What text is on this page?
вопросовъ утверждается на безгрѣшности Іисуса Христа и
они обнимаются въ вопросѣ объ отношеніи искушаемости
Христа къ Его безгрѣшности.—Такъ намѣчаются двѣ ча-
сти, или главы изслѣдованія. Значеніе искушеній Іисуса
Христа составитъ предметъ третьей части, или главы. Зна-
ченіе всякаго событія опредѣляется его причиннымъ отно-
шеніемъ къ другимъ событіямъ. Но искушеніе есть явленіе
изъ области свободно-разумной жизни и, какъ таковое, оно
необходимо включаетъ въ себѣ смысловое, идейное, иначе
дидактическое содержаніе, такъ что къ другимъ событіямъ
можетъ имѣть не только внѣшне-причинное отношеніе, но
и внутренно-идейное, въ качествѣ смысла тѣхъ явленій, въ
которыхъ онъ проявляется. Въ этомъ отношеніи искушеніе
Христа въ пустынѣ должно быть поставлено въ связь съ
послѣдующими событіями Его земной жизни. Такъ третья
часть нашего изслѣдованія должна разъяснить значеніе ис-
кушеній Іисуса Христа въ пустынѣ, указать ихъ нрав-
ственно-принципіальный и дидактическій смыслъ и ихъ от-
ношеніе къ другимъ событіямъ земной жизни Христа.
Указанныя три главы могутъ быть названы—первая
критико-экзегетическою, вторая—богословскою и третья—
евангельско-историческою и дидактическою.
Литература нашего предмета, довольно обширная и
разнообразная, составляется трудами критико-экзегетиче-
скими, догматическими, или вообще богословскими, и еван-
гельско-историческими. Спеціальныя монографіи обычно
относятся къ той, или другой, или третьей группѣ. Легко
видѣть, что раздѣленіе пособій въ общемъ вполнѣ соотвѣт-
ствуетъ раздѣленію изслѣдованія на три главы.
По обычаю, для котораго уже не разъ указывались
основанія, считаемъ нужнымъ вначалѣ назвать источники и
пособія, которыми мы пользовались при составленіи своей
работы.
++++
YOUR OBJECTIVE – All of the material above needs to be retyped word for word.

SOLUTION FOR THIS EXERCISE –
What text is on this page?
вопросовъ утверждается на безгрѣшности Іисуса Христа и
они обнимаются въ вопросѣ объ отношеніи искушаемости
Христа къ Его безгрѣшности.—Такъ намѣчаются двѣ ча-
сти, или главы изслѣдованія. Значеніе искушеній Іисуса
Христа составитъ предметъ третьей части, или главы. Зна-
ченіе всякаго событія опредѣляется его причиннымъ отно-
шеніемъ къ другимъ событіямъ. Но искушеніе есть явленіе
изъ области свободно-разумной жизни и, какъ таковое, оно
необходимо включаетъ въ себѣ смысловое, идейное, иначе
дидактическое содержаніе, такъ что къ другимъ событіямъ
можетъ имѣть не только внѣшне-причинное отношеніе, но
и внутренно-идейное, въ качествѣ смысла тѣхъ явленій, въ
которыхъ онъ проявляется. Въ этомъ отношеніи искушеніе
Христа въ пустынѣ должно быть поставлено въ связь съ
послѣдующими событіями Его земной жизни. Такъ третья
часть нашего изслѣдованія должна разъяснить значеніе ис-
кушеній Іисуса Христа въ пустынѣ, указать ихъ нрав-
ственно-принципіальный и дидактическій смыслъ и ихъ от-
ношеніе къ другимъ событіямъ земной жизни Христа.
Указанныя три главы могутъ быть названы—первая
критико-экзегетическою, вторая—богословскою и третья—
евангельско-историческою и дидактическою.
Литература нашего предмета, довольно обширная и
разнообразная, составляется трудами критико-экзегетиче-
скими, догматическими, или вообще богословскими, и еван-
гельско-историческими. Спеціальныя монографіи обычно
относятся къ той, или другой, или третьей группѣ. Легко
видѣть, что раздѣленіе пособій въ общемъ вполнѣ соотвѣт-
ствуетъ раздѣленію изслѣдованія на три главы.
По обычаю, для котораго уже не разъ указывались
основанія, считаемъ нужнымъ вначалѣ назвать источники и
пособія, которыми мы пользовались при составленіи своей
работы.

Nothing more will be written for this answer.